* Work required
Look over the entries that follow and work out how many lines contain "Silesia". State the number only.

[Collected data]
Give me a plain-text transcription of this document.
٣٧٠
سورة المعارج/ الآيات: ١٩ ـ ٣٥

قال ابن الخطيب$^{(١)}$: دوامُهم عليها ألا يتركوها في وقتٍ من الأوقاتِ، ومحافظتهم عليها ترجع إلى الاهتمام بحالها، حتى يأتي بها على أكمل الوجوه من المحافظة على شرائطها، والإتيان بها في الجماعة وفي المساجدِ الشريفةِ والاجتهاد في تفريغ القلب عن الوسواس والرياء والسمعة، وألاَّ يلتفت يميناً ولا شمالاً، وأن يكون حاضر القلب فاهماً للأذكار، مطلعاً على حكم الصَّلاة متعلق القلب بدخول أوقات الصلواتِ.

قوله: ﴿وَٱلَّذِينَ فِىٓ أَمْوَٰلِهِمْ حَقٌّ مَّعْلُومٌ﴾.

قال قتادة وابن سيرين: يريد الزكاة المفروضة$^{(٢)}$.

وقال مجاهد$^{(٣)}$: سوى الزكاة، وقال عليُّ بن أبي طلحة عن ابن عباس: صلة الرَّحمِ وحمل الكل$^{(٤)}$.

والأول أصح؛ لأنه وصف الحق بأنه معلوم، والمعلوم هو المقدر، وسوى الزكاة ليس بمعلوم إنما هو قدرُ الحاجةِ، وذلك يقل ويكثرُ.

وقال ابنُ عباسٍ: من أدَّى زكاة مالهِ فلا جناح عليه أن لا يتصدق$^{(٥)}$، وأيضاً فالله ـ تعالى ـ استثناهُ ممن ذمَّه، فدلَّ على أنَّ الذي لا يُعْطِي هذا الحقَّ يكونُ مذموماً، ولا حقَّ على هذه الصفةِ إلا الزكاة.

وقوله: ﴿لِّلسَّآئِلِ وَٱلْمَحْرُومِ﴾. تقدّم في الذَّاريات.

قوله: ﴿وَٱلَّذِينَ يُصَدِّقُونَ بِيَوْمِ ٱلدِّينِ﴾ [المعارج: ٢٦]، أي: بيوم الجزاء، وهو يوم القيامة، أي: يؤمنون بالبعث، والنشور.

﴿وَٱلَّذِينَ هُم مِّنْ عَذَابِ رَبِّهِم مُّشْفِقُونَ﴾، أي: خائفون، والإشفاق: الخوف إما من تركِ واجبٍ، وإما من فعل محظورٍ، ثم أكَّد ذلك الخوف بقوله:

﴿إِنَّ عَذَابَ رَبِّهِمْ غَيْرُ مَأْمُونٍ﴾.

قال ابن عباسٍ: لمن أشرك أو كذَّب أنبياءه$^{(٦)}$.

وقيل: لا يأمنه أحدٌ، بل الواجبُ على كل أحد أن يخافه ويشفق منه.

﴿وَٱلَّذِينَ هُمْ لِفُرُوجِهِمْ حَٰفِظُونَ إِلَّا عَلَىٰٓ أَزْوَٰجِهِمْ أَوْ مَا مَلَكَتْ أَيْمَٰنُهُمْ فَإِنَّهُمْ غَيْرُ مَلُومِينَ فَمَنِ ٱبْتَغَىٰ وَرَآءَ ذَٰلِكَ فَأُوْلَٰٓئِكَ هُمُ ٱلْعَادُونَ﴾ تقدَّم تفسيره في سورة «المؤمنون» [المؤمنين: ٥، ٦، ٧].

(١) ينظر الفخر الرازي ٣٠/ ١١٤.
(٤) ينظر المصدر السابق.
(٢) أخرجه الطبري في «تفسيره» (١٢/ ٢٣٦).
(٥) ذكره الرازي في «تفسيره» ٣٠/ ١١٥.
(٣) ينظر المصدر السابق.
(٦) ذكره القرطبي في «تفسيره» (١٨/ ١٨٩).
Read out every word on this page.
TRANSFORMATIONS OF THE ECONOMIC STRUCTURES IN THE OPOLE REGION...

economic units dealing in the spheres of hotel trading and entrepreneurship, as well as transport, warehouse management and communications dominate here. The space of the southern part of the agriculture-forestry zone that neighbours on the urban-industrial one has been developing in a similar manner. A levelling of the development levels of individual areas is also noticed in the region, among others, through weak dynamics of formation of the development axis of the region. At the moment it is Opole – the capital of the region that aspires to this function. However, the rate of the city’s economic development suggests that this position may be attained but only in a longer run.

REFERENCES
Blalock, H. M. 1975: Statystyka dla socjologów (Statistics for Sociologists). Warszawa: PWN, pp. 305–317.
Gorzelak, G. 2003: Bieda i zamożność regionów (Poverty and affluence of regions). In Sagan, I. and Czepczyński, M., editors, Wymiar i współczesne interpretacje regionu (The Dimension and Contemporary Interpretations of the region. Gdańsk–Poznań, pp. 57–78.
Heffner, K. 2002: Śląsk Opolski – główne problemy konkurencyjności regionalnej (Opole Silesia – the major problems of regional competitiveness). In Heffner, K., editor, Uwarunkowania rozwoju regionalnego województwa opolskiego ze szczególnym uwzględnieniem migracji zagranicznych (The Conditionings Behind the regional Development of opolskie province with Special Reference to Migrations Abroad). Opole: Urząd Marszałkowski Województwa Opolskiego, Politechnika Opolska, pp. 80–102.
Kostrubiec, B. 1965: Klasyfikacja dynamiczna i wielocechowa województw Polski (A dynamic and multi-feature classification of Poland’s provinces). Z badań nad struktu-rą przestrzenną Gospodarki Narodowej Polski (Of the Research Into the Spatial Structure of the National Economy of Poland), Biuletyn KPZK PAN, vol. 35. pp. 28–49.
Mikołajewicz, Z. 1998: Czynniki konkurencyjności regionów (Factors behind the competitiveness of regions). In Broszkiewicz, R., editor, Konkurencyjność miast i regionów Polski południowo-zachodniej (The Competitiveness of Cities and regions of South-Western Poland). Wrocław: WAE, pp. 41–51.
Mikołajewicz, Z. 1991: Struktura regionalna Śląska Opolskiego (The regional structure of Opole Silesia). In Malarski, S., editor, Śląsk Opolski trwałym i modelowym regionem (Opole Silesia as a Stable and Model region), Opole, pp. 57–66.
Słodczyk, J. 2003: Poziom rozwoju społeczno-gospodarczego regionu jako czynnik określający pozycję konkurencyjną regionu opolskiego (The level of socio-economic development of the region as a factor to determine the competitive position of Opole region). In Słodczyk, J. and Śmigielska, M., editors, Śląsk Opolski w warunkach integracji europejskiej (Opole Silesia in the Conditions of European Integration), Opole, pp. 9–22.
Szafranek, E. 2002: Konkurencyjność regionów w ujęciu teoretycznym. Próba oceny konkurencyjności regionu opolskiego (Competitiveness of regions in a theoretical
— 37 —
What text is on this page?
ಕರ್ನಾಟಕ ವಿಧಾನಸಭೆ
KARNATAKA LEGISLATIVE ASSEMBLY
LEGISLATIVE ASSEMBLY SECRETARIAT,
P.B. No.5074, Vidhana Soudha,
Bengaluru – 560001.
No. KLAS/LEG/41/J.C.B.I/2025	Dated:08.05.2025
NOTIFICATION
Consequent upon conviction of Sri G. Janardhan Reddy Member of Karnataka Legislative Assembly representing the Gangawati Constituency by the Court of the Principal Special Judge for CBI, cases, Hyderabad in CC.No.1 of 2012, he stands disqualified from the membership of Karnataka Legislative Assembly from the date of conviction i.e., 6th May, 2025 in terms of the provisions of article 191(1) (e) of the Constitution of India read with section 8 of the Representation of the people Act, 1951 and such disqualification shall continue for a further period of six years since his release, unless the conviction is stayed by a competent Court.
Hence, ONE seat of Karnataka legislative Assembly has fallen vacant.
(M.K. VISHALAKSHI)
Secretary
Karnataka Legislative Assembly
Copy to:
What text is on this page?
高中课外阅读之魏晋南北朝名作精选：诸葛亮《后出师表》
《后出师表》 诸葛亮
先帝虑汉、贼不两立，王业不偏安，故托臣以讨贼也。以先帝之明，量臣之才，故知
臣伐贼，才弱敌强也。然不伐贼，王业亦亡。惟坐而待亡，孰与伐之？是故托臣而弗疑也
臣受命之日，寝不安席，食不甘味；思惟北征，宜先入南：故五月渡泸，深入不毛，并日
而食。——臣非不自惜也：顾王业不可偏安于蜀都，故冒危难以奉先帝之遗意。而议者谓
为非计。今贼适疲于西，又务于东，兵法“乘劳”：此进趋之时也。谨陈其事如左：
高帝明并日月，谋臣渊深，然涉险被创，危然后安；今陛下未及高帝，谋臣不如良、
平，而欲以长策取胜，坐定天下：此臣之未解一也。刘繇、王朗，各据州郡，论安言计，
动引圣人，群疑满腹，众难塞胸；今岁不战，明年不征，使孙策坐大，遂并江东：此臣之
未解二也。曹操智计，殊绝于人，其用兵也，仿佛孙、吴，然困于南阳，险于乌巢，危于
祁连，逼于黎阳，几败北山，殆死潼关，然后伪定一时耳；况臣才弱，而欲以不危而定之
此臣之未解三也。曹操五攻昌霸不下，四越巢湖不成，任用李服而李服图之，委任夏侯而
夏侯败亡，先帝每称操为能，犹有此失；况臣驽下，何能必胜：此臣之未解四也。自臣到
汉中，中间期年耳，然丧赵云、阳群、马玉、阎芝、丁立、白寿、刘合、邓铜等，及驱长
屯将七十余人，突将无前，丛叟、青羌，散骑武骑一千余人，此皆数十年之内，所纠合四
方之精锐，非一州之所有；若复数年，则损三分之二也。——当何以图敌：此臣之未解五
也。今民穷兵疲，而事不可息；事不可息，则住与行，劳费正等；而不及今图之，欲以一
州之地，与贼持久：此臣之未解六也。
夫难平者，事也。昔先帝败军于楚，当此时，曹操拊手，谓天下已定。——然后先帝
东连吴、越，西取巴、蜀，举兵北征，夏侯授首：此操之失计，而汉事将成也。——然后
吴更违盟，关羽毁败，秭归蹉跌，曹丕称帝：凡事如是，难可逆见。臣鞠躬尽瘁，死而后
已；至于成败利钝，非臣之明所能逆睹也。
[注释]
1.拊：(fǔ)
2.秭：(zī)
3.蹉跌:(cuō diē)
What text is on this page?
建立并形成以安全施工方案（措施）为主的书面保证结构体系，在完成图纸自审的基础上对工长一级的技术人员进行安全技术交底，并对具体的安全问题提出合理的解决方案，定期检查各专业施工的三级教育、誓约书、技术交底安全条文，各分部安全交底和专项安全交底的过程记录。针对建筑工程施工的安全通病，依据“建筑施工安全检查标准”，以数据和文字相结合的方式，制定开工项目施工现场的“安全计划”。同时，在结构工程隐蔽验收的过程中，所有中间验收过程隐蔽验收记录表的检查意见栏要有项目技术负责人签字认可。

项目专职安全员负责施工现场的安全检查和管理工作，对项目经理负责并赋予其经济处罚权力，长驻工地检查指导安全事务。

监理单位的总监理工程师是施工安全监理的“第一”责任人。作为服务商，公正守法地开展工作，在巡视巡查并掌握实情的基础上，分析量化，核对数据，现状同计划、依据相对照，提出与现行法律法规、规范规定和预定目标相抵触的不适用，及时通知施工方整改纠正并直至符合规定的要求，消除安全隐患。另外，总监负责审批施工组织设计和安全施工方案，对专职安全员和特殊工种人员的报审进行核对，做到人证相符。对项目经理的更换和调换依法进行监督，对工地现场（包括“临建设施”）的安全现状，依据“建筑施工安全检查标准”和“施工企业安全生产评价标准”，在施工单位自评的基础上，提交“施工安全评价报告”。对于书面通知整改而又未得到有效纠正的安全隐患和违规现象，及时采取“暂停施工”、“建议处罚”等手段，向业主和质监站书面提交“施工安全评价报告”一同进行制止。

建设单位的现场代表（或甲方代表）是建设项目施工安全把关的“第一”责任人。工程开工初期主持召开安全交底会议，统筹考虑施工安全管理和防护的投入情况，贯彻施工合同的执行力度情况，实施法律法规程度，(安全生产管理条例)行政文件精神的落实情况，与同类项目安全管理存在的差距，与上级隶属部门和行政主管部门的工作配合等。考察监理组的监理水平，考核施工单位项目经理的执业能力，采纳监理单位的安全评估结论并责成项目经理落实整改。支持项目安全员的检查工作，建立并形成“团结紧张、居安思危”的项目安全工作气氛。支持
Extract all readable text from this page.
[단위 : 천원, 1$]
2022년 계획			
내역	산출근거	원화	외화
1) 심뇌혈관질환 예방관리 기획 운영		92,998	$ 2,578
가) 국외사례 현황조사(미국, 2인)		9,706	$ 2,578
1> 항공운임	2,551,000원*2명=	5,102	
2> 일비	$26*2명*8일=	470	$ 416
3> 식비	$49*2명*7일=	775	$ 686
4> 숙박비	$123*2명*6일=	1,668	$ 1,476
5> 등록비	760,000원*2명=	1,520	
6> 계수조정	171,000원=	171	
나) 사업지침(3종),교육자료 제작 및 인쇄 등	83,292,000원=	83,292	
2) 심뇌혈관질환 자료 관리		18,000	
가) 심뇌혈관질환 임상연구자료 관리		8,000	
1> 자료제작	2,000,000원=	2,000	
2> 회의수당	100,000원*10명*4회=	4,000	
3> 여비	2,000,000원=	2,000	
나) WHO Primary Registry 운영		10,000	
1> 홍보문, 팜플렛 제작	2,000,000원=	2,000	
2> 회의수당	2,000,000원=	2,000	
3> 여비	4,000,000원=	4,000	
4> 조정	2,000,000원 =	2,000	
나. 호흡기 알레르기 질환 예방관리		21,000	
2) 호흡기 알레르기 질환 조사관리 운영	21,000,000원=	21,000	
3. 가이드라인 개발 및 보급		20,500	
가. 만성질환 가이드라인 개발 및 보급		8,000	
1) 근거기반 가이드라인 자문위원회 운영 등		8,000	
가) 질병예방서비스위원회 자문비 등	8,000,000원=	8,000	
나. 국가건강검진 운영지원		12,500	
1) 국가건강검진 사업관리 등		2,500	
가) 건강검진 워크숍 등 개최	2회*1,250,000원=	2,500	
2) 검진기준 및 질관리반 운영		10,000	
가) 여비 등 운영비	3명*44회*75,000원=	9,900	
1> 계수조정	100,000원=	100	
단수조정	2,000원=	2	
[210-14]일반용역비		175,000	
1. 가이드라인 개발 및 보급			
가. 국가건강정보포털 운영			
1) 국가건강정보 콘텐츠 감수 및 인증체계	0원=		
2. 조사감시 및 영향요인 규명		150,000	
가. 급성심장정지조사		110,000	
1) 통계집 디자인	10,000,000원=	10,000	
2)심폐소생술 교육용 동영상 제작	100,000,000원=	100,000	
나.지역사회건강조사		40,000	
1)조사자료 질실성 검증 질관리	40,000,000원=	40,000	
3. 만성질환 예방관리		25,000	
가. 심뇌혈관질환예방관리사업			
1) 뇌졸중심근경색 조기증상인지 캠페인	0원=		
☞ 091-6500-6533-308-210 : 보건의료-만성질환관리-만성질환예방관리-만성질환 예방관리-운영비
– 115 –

* Output for this task
3